# Set task:
Lines containing "duration" are to be counted. Give the number and nothing more.

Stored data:

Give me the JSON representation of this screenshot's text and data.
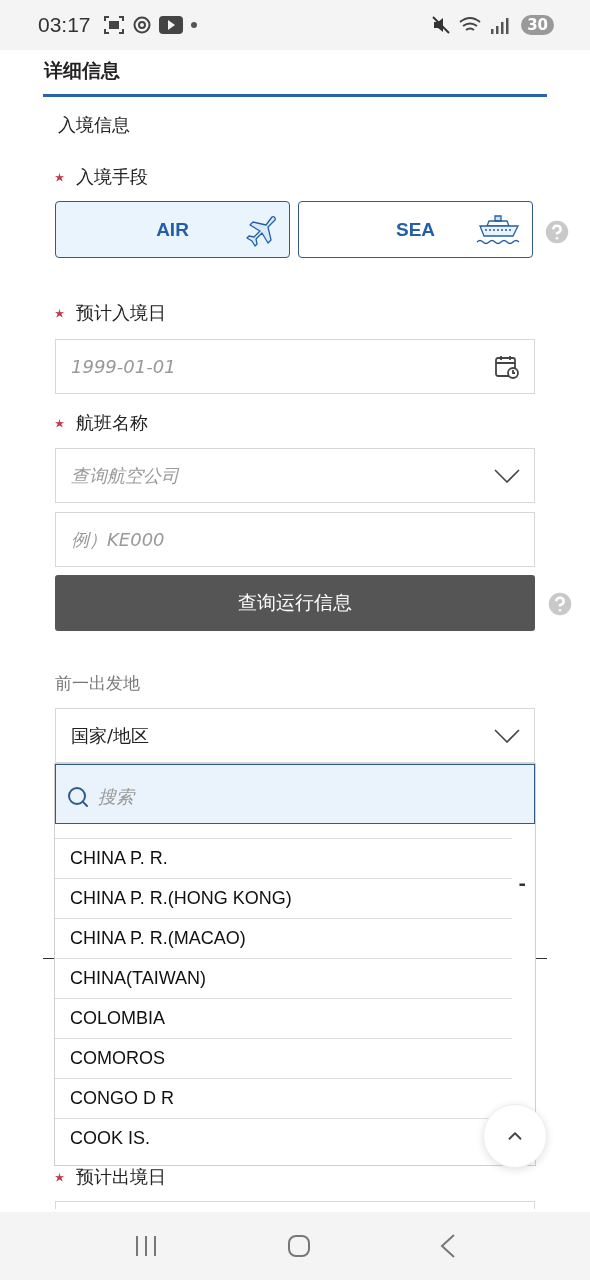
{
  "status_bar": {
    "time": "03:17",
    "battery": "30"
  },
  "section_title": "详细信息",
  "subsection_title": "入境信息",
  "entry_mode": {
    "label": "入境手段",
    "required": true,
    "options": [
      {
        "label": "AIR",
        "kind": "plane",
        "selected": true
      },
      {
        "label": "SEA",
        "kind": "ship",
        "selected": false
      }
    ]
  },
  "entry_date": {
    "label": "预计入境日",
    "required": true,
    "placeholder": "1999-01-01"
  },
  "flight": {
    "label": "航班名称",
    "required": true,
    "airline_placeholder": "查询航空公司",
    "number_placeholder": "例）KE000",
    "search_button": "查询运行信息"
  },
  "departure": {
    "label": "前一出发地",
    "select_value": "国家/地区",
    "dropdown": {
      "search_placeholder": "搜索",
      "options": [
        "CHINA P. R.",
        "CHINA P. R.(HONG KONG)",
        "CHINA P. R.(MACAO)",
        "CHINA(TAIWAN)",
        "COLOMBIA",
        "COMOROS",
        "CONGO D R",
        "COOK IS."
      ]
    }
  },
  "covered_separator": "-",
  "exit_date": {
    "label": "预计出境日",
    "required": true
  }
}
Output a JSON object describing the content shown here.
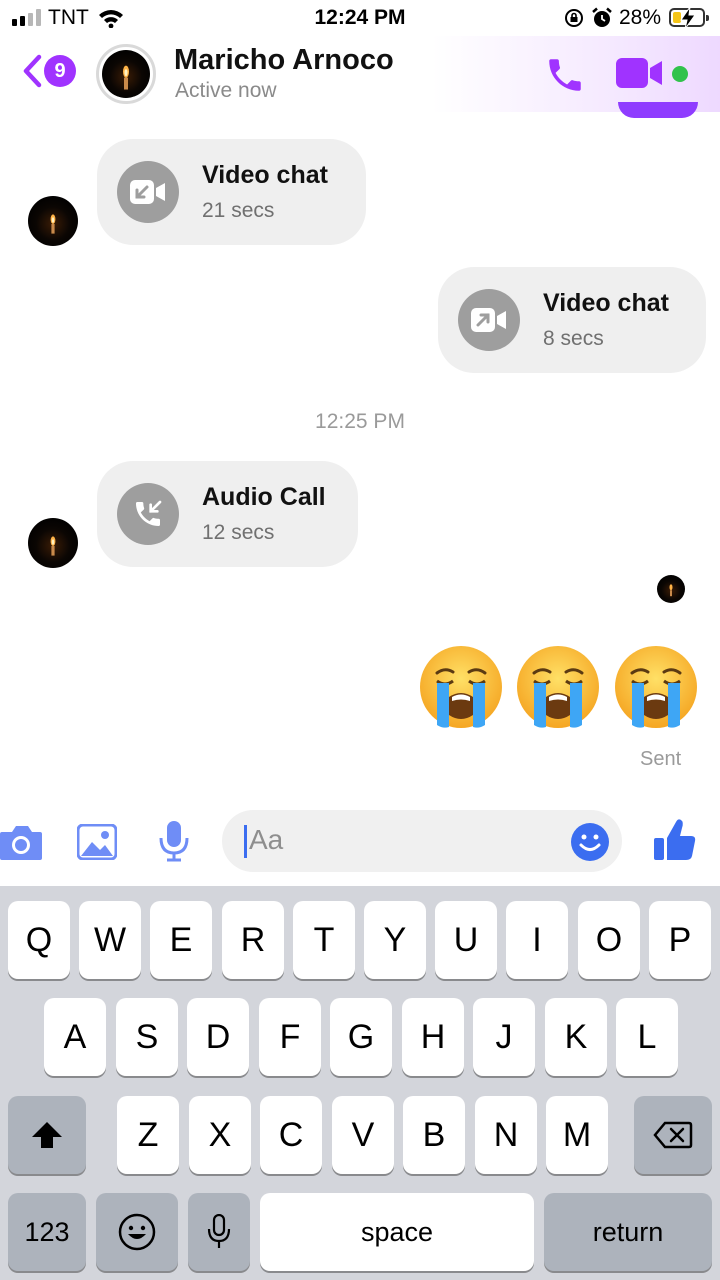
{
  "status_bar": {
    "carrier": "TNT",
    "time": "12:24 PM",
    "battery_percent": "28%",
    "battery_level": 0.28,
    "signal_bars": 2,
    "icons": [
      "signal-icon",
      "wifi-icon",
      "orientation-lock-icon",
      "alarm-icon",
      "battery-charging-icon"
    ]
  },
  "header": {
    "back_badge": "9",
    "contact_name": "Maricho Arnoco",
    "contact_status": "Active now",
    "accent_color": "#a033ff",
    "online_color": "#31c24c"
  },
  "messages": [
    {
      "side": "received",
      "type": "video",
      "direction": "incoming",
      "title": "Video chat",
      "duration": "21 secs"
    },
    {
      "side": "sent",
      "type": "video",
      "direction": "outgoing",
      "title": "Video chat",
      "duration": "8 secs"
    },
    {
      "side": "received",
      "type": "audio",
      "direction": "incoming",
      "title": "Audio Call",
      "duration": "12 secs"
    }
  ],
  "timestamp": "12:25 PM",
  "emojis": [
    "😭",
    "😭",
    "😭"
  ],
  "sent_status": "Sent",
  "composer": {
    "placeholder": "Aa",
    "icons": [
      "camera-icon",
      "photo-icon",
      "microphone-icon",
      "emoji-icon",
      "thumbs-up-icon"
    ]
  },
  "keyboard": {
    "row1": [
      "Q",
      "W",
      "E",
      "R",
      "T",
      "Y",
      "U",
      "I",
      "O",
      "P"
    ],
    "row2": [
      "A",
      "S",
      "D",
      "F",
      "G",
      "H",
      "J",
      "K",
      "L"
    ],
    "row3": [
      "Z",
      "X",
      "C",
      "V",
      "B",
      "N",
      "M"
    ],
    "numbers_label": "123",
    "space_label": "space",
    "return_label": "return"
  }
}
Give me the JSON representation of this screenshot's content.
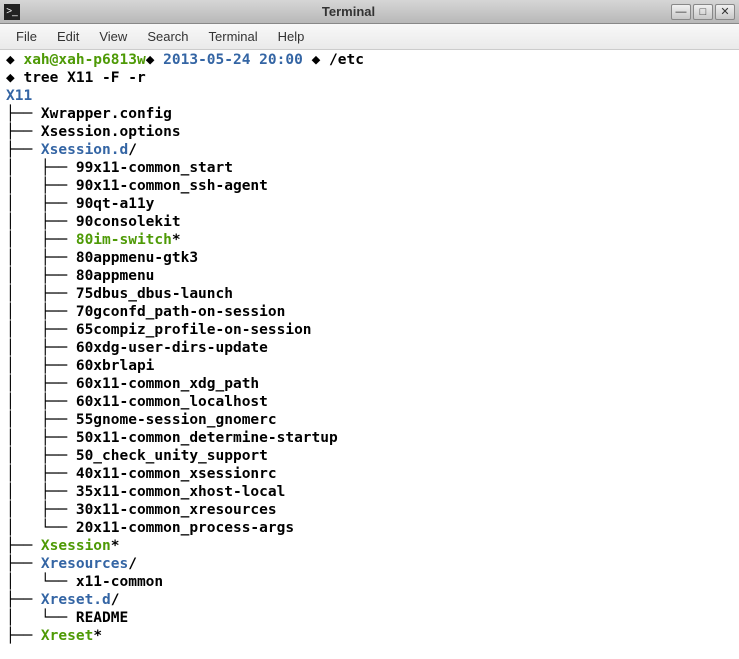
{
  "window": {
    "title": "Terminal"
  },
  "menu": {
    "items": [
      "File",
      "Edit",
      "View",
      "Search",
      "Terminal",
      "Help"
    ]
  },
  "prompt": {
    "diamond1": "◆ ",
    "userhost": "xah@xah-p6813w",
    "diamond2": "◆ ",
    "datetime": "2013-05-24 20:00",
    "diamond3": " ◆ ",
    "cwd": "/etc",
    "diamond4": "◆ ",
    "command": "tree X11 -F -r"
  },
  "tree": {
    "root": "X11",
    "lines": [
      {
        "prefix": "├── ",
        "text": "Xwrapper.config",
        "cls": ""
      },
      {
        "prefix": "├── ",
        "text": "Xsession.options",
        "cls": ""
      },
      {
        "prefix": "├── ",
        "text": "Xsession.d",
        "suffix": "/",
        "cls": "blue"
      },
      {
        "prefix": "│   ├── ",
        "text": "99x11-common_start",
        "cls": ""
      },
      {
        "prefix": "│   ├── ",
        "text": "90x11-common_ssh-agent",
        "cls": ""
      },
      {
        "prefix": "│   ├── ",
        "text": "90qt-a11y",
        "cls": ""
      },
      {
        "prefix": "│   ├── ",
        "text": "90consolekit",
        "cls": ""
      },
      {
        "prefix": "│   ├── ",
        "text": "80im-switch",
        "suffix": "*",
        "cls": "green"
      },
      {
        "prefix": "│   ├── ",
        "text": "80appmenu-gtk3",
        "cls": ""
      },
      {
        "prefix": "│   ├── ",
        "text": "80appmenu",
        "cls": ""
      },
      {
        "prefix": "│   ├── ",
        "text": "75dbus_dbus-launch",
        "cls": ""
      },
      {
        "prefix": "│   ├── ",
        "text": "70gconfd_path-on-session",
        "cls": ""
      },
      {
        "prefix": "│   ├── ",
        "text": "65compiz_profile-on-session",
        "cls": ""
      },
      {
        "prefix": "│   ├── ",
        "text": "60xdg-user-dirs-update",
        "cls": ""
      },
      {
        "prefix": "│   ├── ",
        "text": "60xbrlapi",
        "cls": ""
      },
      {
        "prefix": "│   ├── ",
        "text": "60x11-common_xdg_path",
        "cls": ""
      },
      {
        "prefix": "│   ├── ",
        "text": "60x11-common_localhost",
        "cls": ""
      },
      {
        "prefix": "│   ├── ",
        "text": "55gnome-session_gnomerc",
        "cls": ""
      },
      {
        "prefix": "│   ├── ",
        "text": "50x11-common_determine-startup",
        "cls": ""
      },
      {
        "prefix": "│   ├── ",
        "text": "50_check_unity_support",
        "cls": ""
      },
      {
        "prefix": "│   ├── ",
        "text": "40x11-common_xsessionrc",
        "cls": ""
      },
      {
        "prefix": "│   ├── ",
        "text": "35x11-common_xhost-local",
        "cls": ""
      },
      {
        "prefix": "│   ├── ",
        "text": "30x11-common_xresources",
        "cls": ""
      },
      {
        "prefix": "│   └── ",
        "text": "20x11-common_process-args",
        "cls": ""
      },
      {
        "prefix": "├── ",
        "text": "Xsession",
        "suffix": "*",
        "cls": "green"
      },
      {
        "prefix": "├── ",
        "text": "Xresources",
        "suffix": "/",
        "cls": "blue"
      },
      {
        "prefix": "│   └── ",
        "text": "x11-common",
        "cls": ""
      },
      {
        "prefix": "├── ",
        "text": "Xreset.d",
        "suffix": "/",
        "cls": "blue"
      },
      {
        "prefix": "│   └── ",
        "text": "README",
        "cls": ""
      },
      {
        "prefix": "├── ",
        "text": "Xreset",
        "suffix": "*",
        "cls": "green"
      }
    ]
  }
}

# The completed task:
3